In the U.S. state of Wisconsin, U.S. Highway 14 (US 14) runs northwest-southeast across the western to southwest portions of the state. It links La Crosse and the southwestern portion of the state with Madison and Janesville.  US 14 is mostly two-lane surface road with the exception of a few multilane urban arterials and a freeway section around Madison that it mostly shares with US 12.

Route description

US 14 enters Wisconsin from La Crescent along with US 61 and WIS 16 (linking to Trunk Highway 16). The three highways immediately junction with US 53 in the downtown area and WIS 16 continues east while US 14 along with US 61 turn southeast and out of La Crosse, linking up with WIS 35 south along the way for three miles (5 km), after a short concurrency, US 14 and US 61 turn east while WIS 35 continues south.  The US routes then exit La Crosse County for Vernon County. In Vernon County, the routes passes through Coon Valley and Westby, joining with WIS 27 and turning south and passing through Viroqua. WIS 27 splits off to the southwest as US 14 and US 61 head southeast to Readstown where US 61 turns south and US 14 heads east into Richland County.

US 14 continues southeast into Richland County, bypassing Sylvan and Boaz before turning east. After a seven-mile (11 km) east trek, the highway enters Richland Center and immediately turns south. WIS 80 crosses the highway in the southern part of downtown before US 14 turns southeast and junctions with WIS 58. US 14 passes through Sextonville and turns south to collect WIS 60 at Gotham. The two highways then head east-southeast to Lone Rock where they cross WIS 130 and exit to Sauk County The routes then split at Spring Green while crossing WIS 23, with US 14 heading south into Iowa County while WIS 60 continues east. US 14 bypasses Helena and passes through Arena and into Dane County. US 14 turns southeast at Mazomanie and junctions with WIS 19, then passes through Black Earth, Cross Plains and turns east to meet US 12 east at the West Beltline Highway in Middleton, a suburb of Madison.

US 14 and US 12 follow the beltline south and around the west side of Madison and join US 18 east and US 151 north. All four US routes head east for three miles (5 km) through urban Madison where US 151 splits north to head into downtown Madison and US 12 and 18 continue east, while US 14 turns south toward Oregon on a seven-mile (11 km) stretch of freeway.  the highway bypasses Oregon to the east and becomes a two lane road and enters Rock County east of Brooklyn. US 14 turns southeastward at Evansville and passes through Leyden and then takes a northeastern bypass around Janesville, crossing U.S. Route 51 in Wisconsin and meeting up with I-39, I-90 and WIS 26 at a triangle formed by the three distinct routes northeast of the city. US 14 then turns south and meets Wisconsin Highway 11. Both highways turn east and pass through Emerald Grove on the way into Walworth County US 14 turns southeast to Darien while WIS 11 continues east to Delavan. US 14 junctions with I-43 just before passing through Darien. At Walworth, the highway turns due south and heads into Illinois.

What to do: Extend the text on U.S. Highway 14 in Wisconsin, picking up right after its final sentence. The listing that comes next has nothing to do with the Wisconsin highway text.

Provided material:
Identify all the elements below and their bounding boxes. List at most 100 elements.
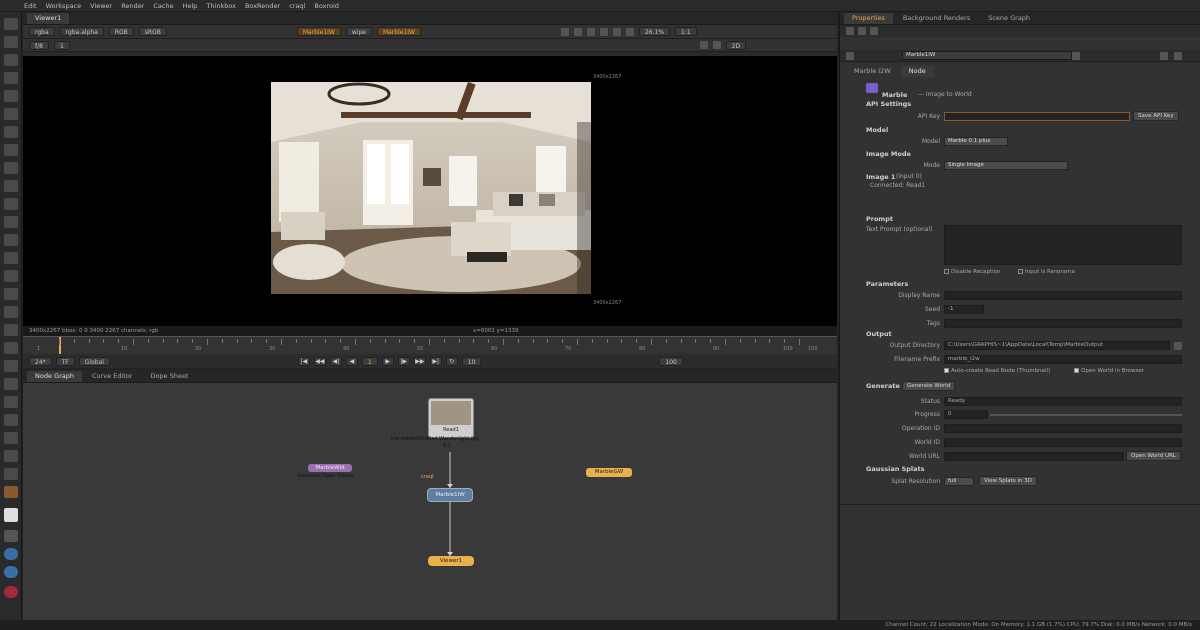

The output:
History
US 14 was signed later than the other US Routes in Wisconsin, being opened in 1933.  The route replaced the old versions of WIS 11, from La Crosse to Madison, WIS 13 from Madison to Evansville, WIS 92 into Janesville, and WIS 20 and WIS 89 from Janesville to Illinois.  The older WIS 14 was in existence when US 14 was opened, that was redesignated as WIS 81 and WIS 15 (the latter being the present-day I-43.

La Crosse saw a major upgrade in the Mississippi River Bridge on its west side which carried US 14 along with US 61 and WIS 16/TH 16.  An additional bridge was added to the existing "Cass Street Bridge" in 2003-2004 to relieve traffic congestion that plagued the old bridge.  The old bridge, which served two-lane traffic before 2004, now serves two lanes of westbound traffic and the new bridge, dubbed the "Cameron Avenue Bridge," carries two lanes of eastbound traffic along with pedestrian and bicycle facilities.  Additional lanes were added to the highway between the channels of the Mississippi River.

Major intersections

Special routes

Business Route US 14 in Janesville was a locally posted route along what used to be mainline US 14 until the early 1950s.  Currently, only the portion from I-39/I-90, east toward US 14 east of Janesville, runs along WIS 11.  Northwest of Janesville, BUS US 14 runs along County Trunk Highway E (CTH-E).

Signage for BUS US 14 appears to be missing at some locations within the city.  It is unknown if the route markers are currently being maintained by the city or if they are no longer being replaced as they reach the end of their lifespans.

While City US 14 became BUS US 14 in the 1960s, several City US 14 route marker assemblies remain in Janesville.  Also, the first reassurance marker assembly along CTH-E also includes a sign for BUS US 14.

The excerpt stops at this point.